> **Task goal**: Reproduce each record below exactly as written.

BEGIN Data entries

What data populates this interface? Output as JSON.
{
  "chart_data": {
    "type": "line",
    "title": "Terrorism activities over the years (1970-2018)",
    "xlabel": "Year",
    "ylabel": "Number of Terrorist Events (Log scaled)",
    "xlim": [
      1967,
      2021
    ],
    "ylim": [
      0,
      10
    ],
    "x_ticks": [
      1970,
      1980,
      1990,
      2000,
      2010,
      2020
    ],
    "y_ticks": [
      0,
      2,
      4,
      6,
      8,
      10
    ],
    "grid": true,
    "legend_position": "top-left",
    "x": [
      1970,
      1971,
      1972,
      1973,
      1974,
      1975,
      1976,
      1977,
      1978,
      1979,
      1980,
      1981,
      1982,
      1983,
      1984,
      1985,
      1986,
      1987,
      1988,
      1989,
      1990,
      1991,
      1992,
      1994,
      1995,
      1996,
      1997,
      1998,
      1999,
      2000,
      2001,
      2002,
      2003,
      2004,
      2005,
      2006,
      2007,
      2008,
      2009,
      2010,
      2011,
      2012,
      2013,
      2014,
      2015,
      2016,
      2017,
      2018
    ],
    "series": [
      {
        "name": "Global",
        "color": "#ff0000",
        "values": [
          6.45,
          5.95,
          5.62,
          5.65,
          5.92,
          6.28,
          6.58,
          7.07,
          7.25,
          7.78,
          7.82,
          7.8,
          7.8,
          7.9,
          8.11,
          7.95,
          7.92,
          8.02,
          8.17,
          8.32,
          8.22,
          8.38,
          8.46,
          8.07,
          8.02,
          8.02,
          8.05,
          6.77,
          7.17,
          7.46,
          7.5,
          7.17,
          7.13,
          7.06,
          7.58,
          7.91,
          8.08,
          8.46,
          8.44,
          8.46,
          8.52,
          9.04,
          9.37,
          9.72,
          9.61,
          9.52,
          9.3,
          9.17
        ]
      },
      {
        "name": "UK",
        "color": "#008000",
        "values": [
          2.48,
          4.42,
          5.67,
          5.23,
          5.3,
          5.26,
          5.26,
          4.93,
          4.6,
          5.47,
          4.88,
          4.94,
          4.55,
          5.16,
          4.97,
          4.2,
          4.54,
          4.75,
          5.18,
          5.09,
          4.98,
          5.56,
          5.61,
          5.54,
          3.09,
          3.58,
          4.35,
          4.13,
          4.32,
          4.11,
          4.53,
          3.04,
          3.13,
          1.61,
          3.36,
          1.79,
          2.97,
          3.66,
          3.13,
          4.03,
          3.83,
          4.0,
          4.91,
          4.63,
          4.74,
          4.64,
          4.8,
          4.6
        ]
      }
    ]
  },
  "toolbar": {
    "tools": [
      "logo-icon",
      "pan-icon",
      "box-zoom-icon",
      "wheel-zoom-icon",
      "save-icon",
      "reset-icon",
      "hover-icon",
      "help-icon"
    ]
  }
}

END Data entries

> **Full response**:
What data populates this interface? Output as JSON.
{
  "chart_data": {
    "type": "line",
    "title": "Terrorism activities over the years (1970-2018)",
    "xlabel": "Year",
    "ylabel": "Number of Terrorist Events (Log scaled)",
    "xlim": [
      1967,
      2021
    ],
    "ylim": [
      0,
      10
    ],
    "x_ticks": [
      1970,
      1980,
      1990,
      2000,
      2010,
      2020
    ],
    "y_ticks": [
      0,
      2,
      4,
      6,
      8,
      10
    ],
    "grid": true,
    "legend_position": "top-left",
    "x": [
      1970,
      1971,
      1972,
      1973,
      1974,
      1975,
      1976,
      1977,
      1978,
      1979,
      1980,
      1981,
      1982,
      1983,
      1984,
      1985,
      1986,
      1987,
      1988,
      1989,
      1990,
      1991,
      1992,
      1994,
      1995,
      1996,
      1997,
      1998,
      1999,
      2000,
      2001,
      2002,
      2003,
      2004,
      2005,
      2006,
      2007,
      2008,
      2009,
      2010,
      2011,
      2012,
      2013,
      2014,
      2015,
      2016,
      2017,
      2018
    ],
    "series": [
      {
        "name": "Global",
        "color": "#ff0000",
        "values": [
          6.45,
          5.95,
          5.62,
          5.65,
          5.92,
          6.28,
          6.58,
          7.07,
          7.25,
          7.78,
          7.82,
          7.8,
          7.8,
          7.9,
          8.11,
          7.95,
          7.92,
          8.02,
          8.17,
          8.32,
          8.22,
          8.38,
          8.46,
          8.07,
          8.02,
          8.02,
          8.05,
          6.77,
          7.17,
          7.46,
          7.5,
          7.17,
          7.13,
          7.06,
          7.58,
          7.91,
          8.08,
          8.46,
          8.44,
          8.46,
          8.52,
          9.04,
          9.37,
          9.72,
          9.61,
          9.52,
          9.3,
          9.17
        ]
      },
      {
        "name": "UK",
        "color": "#008000",
        "values": [
          2.48,
          4.42,
          5.67,
          5.23,
          5.3,
          5.26,
          5.26,
          4.93,
          4.6,
          5.47,
          4.88,
          4.94,
          4.55,
          5.16,
          4.97,
          4.2,
          4.54,
          4.75,
          5.18,
          5.09,
          4.98,
          5.56,
          5.61,
          5.54,
          3.09,
          3.58,
          4.35,
          4.13,
          4.32,
          4.11,
          4.53,
          3.04,
          3.13,
          1.61,
          3.36,
          1.79,
          2.97,
          3.66,
          3.13,
          4.03,
          3.83,
          4.0,
          4.91,
          4.63,
          4.74,
          4.64,
          4.8,
          4.6
        ]
      }
    ]
  },
  "toolbar": {
    "tools": [
      "logo-icon",
      "pan-icon",
      "box-zoom-icon",
      "wheel-zoom-icon",
      "save-icon",
      "reset-icon",
      "hover-icon",
      "help-icon"
    ]
  }
}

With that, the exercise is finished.